[SET TASK] Set down the part of the Juju firewall bug report below that begins at the words "2023-09-28 05:50:10 ERROR" and stops after "this security group.", with every character unchanged.

[TEXT SECTION]
◆ ◆ ◆ ◆ ◆ ◆ ◆
Juju isn't handling errors from ec2 provider re firewall rules properly.

Bug #2038494 reported by Thomas Miller
8
This bug affects 1 person
Affects Status Importance Assigned to Milestone
Canonical Juju
Invalid
High
Nicolas Vinuesa

Bug Description

We have had people outside of Juju's control change security group rules to both and a remove rules. When Juju goes to perform an action such as removing a rule that doesn't exist or adding a rule that already exists in the security group we are getting errors from AWS such as not found or already exists.

If the we are doing a security group removal operation and we get a not found error then we should consider this success for the purpose of our state. Vice versa if we are adding a rule and it already exists this shouldn't be an error.

Provided is some Juju output of the problem.

"errorCode": "Client.InvalidPermission.Duplicate",
"errorMessage": "the specified rule \"peer: 172.20.0.0/16, TCP, from port: 8082, to port: 8082, ALLOW\" already exists",

2023-09-28 05:50:10 ERROR juju.worker.dependency engine.go:695 "firewaller" manifold worker returned unexpected error: cannot close ports: operation error EC2: RevokeSecurityGroupIngress, https response error StatusCode: 400, RequestID: 7530a36f-99ca-41d9-8967-b13636f0fd0d, api error InvalidPermission.NotFound: The specified rule does not exist in this security group.
◆ ◆ ◆ ◆ ◆ ◆ ◆
[INFORMATION SUPPLIED]
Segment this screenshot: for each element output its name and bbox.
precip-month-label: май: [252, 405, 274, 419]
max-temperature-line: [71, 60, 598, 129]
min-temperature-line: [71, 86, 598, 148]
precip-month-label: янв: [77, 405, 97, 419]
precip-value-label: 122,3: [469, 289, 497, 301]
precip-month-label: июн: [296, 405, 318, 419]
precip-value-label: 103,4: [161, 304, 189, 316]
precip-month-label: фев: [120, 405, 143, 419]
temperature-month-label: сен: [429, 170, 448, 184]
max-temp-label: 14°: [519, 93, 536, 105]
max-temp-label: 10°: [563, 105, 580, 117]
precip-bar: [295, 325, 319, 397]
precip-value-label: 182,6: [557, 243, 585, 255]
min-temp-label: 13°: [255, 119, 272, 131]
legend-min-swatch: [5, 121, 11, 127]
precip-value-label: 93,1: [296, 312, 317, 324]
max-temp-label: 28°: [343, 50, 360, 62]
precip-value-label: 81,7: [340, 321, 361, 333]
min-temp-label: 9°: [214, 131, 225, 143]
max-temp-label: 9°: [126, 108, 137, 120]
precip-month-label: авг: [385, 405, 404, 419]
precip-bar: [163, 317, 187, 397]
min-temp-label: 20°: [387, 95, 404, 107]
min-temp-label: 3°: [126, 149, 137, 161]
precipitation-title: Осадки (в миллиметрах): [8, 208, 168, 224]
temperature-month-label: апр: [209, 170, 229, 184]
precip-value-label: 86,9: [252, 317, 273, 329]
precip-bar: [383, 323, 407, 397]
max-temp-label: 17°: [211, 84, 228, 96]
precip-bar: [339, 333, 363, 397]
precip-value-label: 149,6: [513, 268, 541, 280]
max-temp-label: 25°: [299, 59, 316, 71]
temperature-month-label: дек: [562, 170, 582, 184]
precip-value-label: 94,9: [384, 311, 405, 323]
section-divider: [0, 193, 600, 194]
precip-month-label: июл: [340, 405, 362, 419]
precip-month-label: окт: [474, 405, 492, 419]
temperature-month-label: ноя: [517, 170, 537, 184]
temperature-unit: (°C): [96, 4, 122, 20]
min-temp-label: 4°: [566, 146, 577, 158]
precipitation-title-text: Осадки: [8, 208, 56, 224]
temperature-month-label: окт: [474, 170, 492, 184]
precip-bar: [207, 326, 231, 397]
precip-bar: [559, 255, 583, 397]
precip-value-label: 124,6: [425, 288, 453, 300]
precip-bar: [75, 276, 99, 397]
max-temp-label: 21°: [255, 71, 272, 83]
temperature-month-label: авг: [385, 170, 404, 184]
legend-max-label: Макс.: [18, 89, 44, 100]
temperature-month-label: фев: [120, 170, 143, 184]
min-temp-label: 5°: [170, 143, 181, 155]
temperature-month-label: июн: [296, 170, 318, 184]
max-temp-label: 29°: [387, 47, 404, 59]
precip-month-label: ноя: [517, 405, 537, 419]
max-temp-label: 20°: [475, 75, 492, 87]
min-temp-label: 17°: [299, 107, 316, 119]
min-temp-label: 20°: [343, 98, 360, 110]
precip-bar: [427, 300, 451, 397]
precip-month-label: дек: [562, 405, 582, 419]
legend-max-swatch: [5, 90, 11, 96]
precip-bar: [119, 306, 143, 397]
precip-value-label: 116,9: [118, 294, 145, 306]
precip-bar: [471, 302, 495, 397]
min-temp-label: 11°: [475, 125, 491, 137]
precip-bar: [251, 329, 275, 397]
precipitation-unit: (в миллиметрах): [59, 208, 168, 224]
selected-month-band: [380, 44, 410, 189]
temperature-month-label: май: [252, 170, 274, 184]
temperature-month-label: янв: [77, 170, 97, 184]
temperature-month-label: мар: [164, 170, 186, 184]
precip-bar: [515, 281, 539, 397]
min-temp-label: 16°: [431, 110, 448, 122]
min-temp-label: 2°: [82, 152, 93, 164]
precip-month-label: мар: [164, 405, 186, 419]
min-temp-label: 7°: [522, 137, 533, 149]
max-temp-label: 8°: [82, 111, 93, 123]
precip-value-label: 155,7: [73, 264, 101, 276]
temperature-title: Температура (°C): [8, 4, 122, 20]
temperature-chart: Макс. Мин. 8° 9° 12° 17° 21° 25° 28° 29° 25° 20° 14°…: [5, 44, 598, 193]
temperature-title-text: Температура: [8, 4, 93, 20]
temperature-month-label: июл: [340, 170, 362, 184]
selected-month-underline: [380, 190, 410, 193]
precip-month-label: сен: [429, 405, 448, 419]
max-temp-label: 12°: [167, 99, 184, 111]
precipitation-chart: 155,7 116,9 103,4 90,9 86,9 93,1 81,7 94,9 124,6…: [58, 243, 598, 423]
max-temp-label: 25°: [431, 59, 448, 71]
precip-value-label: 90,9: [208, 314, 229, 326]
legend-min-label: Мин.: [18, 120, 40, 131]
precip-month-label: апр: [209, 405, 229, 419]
◆ ◆ ◆ ◆ ◆ ◆ ◆
[OUTPUT]
2023-09-28 05:50:10 ERROR juju.worker.dependency engine.go:695 "firewaller" manifold worker returned unexpected error: cannot close ports: operation error EC2: RevokeSecurityGroupIngress, https response error StatusCode: 400, RequestID: 7530a36f-99ca-41d9-8967-b13636f0fd0d, api error InvalidPermission.NotFound: The specified rule does not exist in this security group.